Short problem: Would you retype, word for word, the line with "Type out the text in this image." and every line after it through the end of the records below?

Material for this task:
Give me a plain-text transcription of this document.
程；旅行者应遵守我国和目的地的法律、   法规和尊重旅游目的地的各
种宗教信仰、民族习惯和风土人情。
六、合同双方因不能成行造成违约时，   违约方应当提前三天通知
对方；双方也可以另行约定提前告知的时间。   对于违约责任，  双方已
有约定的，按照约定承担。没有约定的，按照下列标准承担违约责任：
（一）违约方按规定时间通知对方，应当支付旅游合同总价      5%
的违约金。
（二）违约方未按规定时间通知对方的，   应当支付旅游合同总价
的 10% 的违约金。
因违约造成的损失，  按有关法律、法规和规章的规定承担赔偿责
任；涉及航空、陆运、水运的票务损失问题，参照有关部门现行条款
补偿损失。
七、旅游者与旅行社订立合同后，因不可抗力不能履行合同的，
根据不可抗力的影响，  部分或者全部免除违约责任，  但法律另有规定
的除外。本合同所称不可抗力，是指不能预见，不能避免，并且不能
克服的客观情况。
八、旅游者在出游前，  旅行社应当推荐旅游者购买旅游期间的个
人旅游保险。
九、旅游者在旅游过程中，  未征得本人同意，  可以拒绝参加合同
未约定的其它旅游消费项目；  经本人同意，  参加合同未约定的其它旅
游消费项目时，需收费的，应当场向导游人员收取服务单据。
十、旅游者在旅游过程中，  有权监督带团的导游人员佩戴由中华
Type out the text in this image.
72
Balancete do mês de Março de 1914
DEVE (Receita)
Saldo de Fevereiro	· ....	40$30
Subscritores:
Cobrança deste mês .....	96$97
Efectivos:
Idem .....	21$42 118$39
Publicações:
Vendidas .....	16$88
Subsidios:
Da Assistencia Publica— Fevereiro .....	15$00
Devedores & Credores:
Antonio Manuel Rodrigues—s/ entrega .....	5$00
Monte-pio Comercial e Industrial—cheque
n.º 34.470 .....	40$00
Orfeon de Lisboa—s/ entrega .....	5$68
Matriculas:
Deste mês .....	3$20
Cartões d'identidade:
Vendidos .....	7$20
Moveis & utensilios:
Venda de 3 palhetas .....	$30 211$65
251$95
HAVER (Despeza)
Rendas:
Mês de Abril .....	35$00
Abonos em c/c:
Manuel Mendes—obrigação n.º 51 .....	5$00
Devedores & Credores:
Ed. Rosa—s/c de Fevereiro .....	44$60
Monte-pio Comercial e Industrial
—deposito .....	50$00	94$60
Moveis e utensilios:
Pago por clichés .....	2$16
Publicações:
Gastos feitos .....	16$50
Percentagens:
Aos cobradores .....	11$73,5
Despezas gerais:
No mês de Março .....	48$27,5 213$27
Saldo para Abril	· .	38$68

Exercise response:
Type out the text in this image.
72
Balancete do mês de Março de 1914
DEVE (Receita)
Saldo de Fevereiro	· ....	40$30
Subscritores:
Cobrança deste mês .....	96$97
Efectivos:
Idem .....	21$42 118$39
Publicações:
Vendidas .....	16$88
Subsidios:
Da Assistencia Publica— Fevereiro .....	15$00
Devedores & Credores:
Antonio Manuel Rodrigues—s/ entrega .....	5$00
Monte-pio Comercial e Industrial—cheque
n.º 34.470 .....	40$00
Orfeon de Lisboa—s/ entrega .....	5$68
Matriculas:
Deste mês .....	3$20
Cartões d'identidade:
Vendidos .....	7$20
Moveis & utensilios:
Venda de 3 palhetas .....	$30 211$65
251$95
HAVER (Despeza)
Rendas:
Mês de Abril .....	35$00
Abonos em c/c:
Manuel Mendes—obrigação n.º 51 .....	5$00
Devedores & Credores:
Ed. Rosa—s/c de Fevereiro .....	44$60
Monte-pio Comercial e Industrial
—deposito .....	50$00	94$60
Moveis e utensilios:
Pago por clichés .....	2$16
Publicações:
Gastos feitos .....	16$50
Percentagens:
Aos cobradores .....	11$73,5
Despezas gerais:
No mês de Março .....	48$27,5 213$27
Saldo para Abril	· .	38$68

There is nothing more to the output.